Given problem:
Of all the lines in the material, how many contain the word "罹災証明書は"? State the number alone.
┌──
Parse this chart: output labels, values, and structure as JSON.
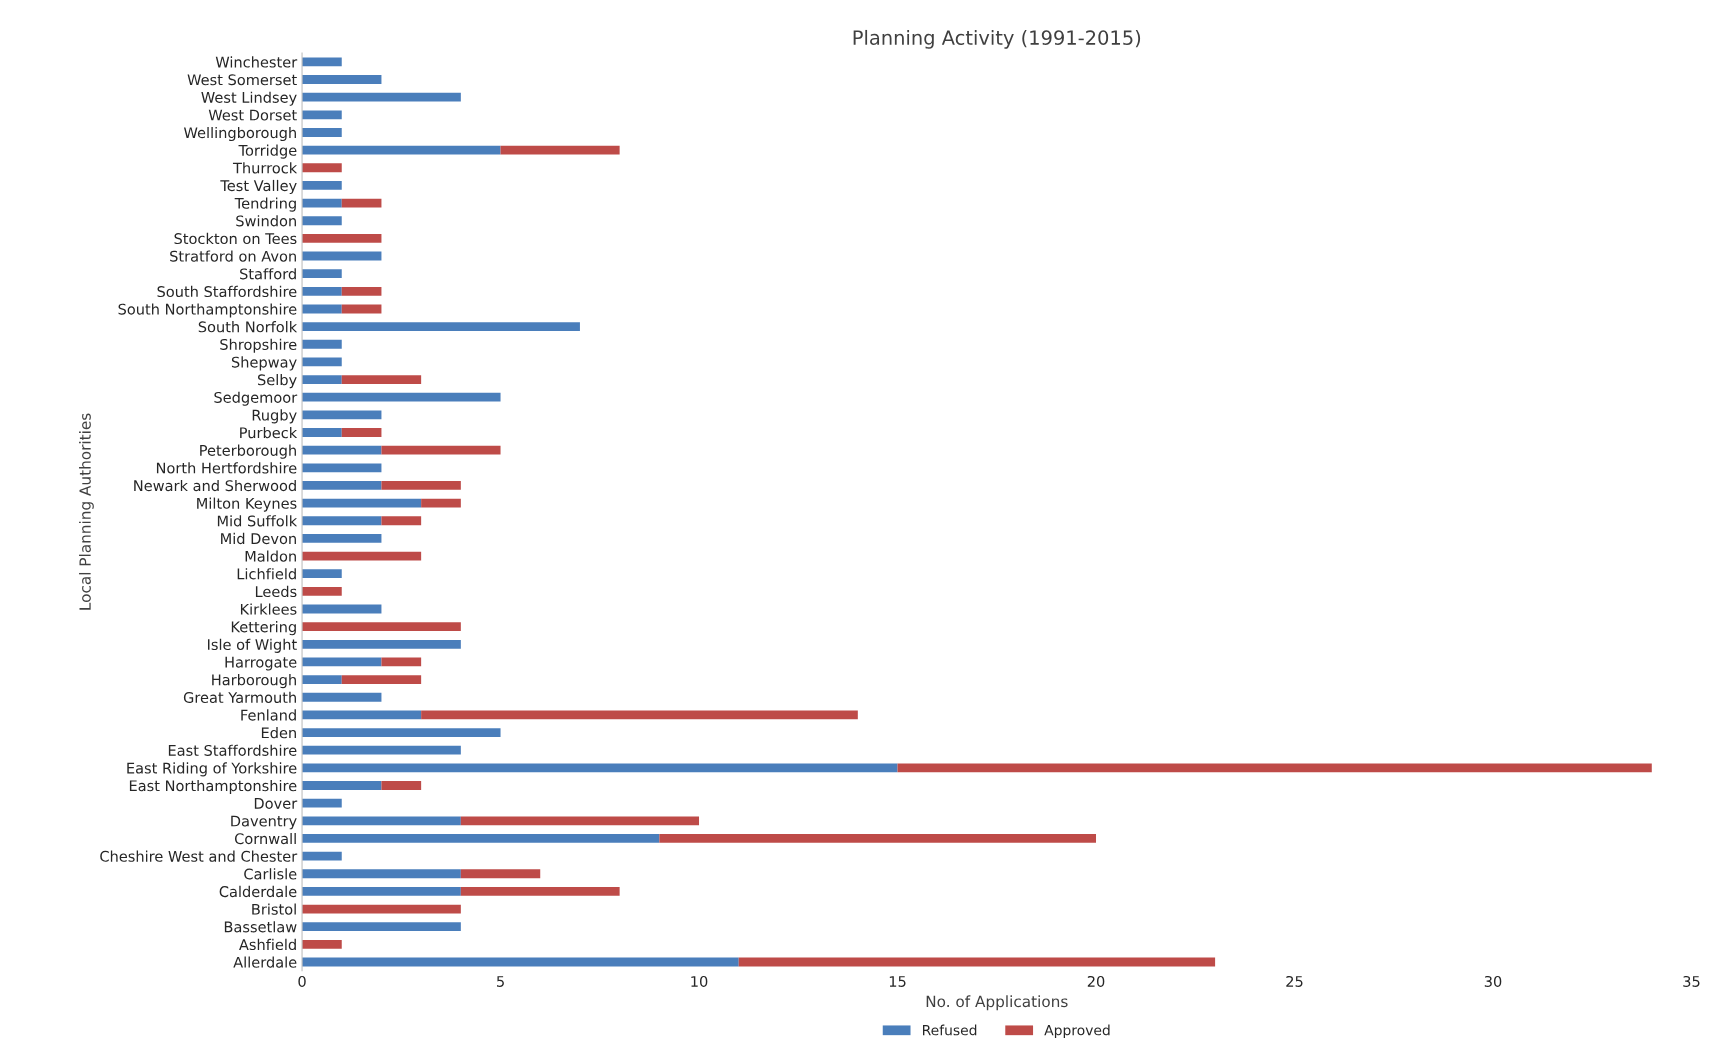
{
  "chart_data": {
    "type": "bar",
    "orientation": "horizontal",
    "stacked": true,
    "title": "Planning Activity (1991-2015)",
    "xlabel": "No. of Applications",
    "ylabel": "Local Planning Authorities",
    "categories": [
      "Winchester",
      "West Somerset",
      "West Lindsey",
      "West Dorset",
      "Wellingborough",
      "Torridge",
      "Thurrock",
      "Test Valley",
      "Tendring",
      "Swindon",
      "Stockton on Tees",
      "Stratford on Avon",
      "Stafford",
      "South Staffordshire",
      "South Northamptonshire",
      "South Norfolk",
      "Shropshire",
      "Shepway",
      "Selby",
      "Sedgemoor",
      "Rugby",
      "Purbeck",
      "Peterborough",
      "North Hertfordshire",
      "Newark and Sherwood",
      "Milton Keynes",
      "Mid Suffolk",
      "Mid Devon",
      "Maldon",
      "Lichfield",
      "Leeds",
      "Kirklees",
      "Kettering",
      "Isle of Wight",
      "Harrogate",
      "Harborough",
      "Great Yarmouth",
      "Fenland",
      "Eden",
      "East Staffordshire",
      "East Riding of Yorkshire",
      "East Northamptonshire",
      "Dover",
      "Daventry",
      "Cornwall",
      "Cheshire West and Chester",
      "Carlisle",
      "Calderdale",
      "Bristol",
      "Bassetlaw",
      "Ashfield",
      "Allerdale"
    ],
    "series": [
      {
        "name": "Refused",
        "color": "#4a7ebb",
        "values": [
          1,
          2,
          4,
          1,
          1,
          5,
          null,
          1,
          1,
          1,
          null,
          2,
          1,
          1,
          1,
          7,
          1,
          1,
          1,
          5,
          2,
          1,
          2,
          2,
          2,
          3,
          2,
          2,
          null,
          1,
          null,
          2,
          null,
          4,
          2,
          1,
          2,
          3,
          5,
          4,
          15,
          2,
          1,
          4,
          9,
          1,
          4,
          4,
          null,
          4,
          null,
          11
        ]
      },
      {
        "name": "Approved",
        "color": "#be4b48",
        "values": [
          null,
          null,
          null,
          null,
          null,
          3,
          1,
          null,
          1,
          null,
          2,
          null,
          null,
          1,
          1,
          null,
          null,
          null,
          2,
          null,
          null,
          1,
          3,
          null,
          2,
          1,
          1,
          null,
          3,
          null,
          1,
          null,
          4,
          null,
          1,
          2,
          null,
          11,
          null,
          null,
          19,
          1,
          null,
          6,
          11,
          null,
          2,
          4,
          4,
          null,
          1,
          12
        ]
      }
    ],
    "xlim": [
      0,
      35
    ],
    "xticks": [
      0,
      5,
      10,
      15,
      20,
      25,
      30,
      35
    ],
    "legend": "bottom",
    "grid": false
  }
}
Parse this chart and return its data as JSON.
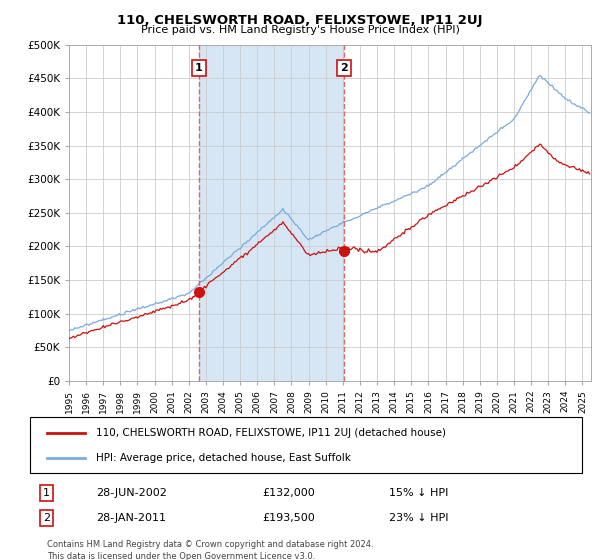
{
  "title": "110, CHELSWORTH ROAD, FELIXSTOWE, IP11 2UJ",
  "subtitle": "Price paid vs. HM Land Registry's House Price Index (HPI)",
  "purchase_year1": 2002.58,
  "purchase_year2": 2011.08,
  "purchase_price1": 132000,
  "purchase_price2": 193500,
  "legend_line1": "110, CHELSWORTH ROAD, FELIXSTOWE, IP11 2UJ (detached house)",
  "legend_line2": "HPI: Average price, detached house, East Suffolk",
  "annotation1_label": "1",
  "annotation1_date": "28-JUN-2002",
  "annotation1_price": "£132,000",
  "annotation1_note": "15% ↓ HPI",
  "annotation2_label": "2",
  "annotation2_date": "28-JAN-2011",
  "annotation2_price": "£193,500",
  "annotation2_note": "23% ↓ HPI",
  "footer1": "Contains HM Land Registry data © Crown copyright and database right 2024.",
  "footer2": "This data is licensed under the Open Government Licence v3.0.",
  "hpi_color": "#7aabde",
  "price_color": "#cc1111",
  "vline_color": "#dd4444",
  "marker_box_color": "#cc1111",
  "bg_color": "#ddeeff",
  "shade_color": "#c5dcf0",
  "ylim_max": 500000,
  "yticks": [
    0,
    50000,
    100000,
    150000,
    200000,
    250000,
    300000,
    350000,
    400000,
    450000,
    500000
  ],
  "xlim_min": 1995,
  "xlim_max": 2025.5
}
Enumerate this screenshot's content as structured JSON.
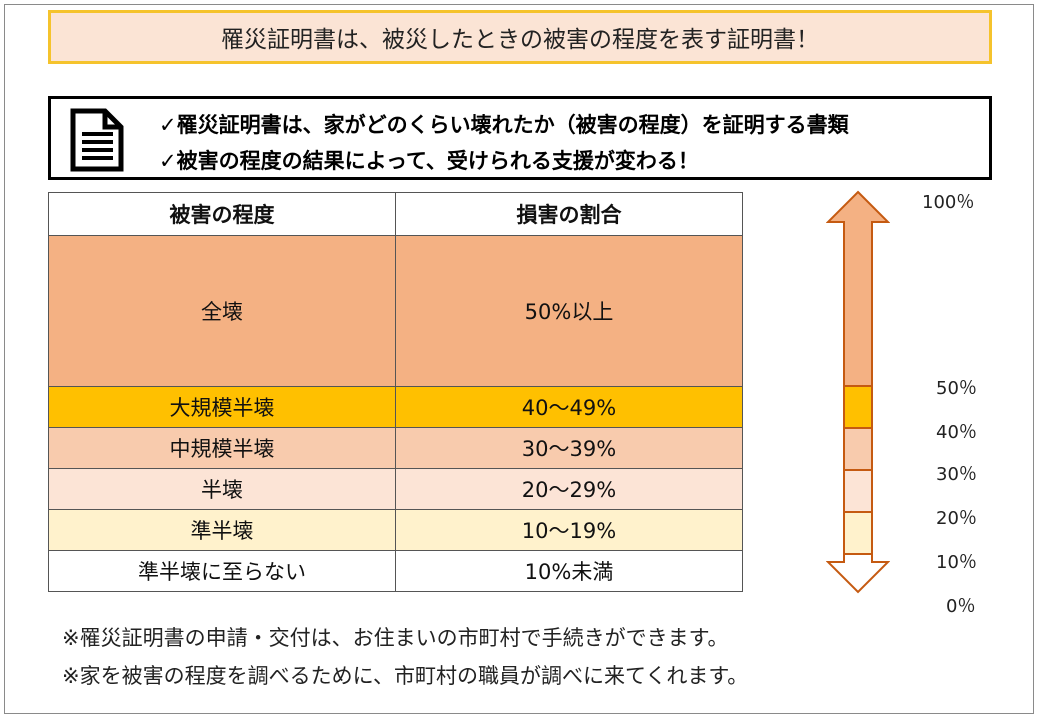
{
  "title": "罹災証明書は、被災したときの被害の程度を表す証明書！",
  "info": {
    "line1": "✓罹災証明書は、家がどのくらい壊れたか（被害の程度）を証明する書類",
    "line2": "✓被害の程度の結果によって、受けられる支援が変わる！",
    "icon": "document-icon"
  },
  "table": {
    "headers": [
      "被害の程度",
      "損害の割合"
    ],
    "rows": [
      {
        "level": "全壊",
        "ratio": "50%以上",
        "color": "#f4b183"
      },
      {
        "level": "大規模半壊",
        "ratio": "40～49%",
        "color": "#ffc000"
      },
      {
        "level": "中規模半壊",
        "ratio": "30～39%",
        "color": "#f8cbad"
      },
      {
        "level": "半壊",
        "ratio": "20～29%",
        "color": "#fce4d6"
      },
      {
        "level": "準半壊",
        "ratio": "10～19%",
        "color": "#fff2cc"
      },
      {
        "level": "準半壊に至らない",
        "ratio": "10%未満",
        "color": "#ffffff"
      }
    ]
  },
  "scale_labels": [
    "100％",
    "50％",
    "40％",
    "30％",
    "20％",
    "10％",
    "0％"
  ],
  "notes": [
    "※罹災証明書の申請・交付は、お住まいの市町村で手続きができます。",
    "※家を被害の程度を調べるために、市町村の職員が調べに来てくれます。"
  ]
}
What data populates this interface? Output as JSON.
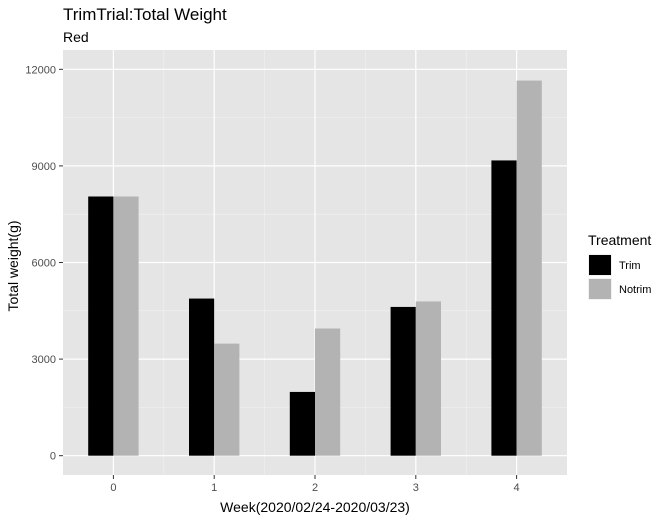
{
  "chart_data": {
    "type": "bar",
    "title": "TrimTrial:Total Weight",
    "subtitle": "Red",
    "xlabel": "Week(2020/02/24-2020/03/23)",
    "ylabel": "Total weight(g)",
    "categories": [
      "0",
      "1",
      "2",
      "3",
      "4"
    ],
    "x": [
      0,
      1,
      2,
      3,
      4
    ],
    "series": [
      {
        "name": "Trim",
        "color": "#000000",
        "values": [
          8050,
          4880,
          1980,
          4620,
          9170
        ]
      },
      {
        "name": "Notrim",
        "color": "#b3b3b3",
        "values": [
          8050,
          3480,
          3950,
          4790,
          11650
        ]
      }
    ],
    "ylim": [
      0,
      12000
    ],
    "yticks": [
      0,
      3000,
      6000,
      9000,
      12000
    ],
    "grid": true,
    "legend": {
      "title": "Treatment",
      "position": "right"
    }
  }
}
└──
Correct result:
2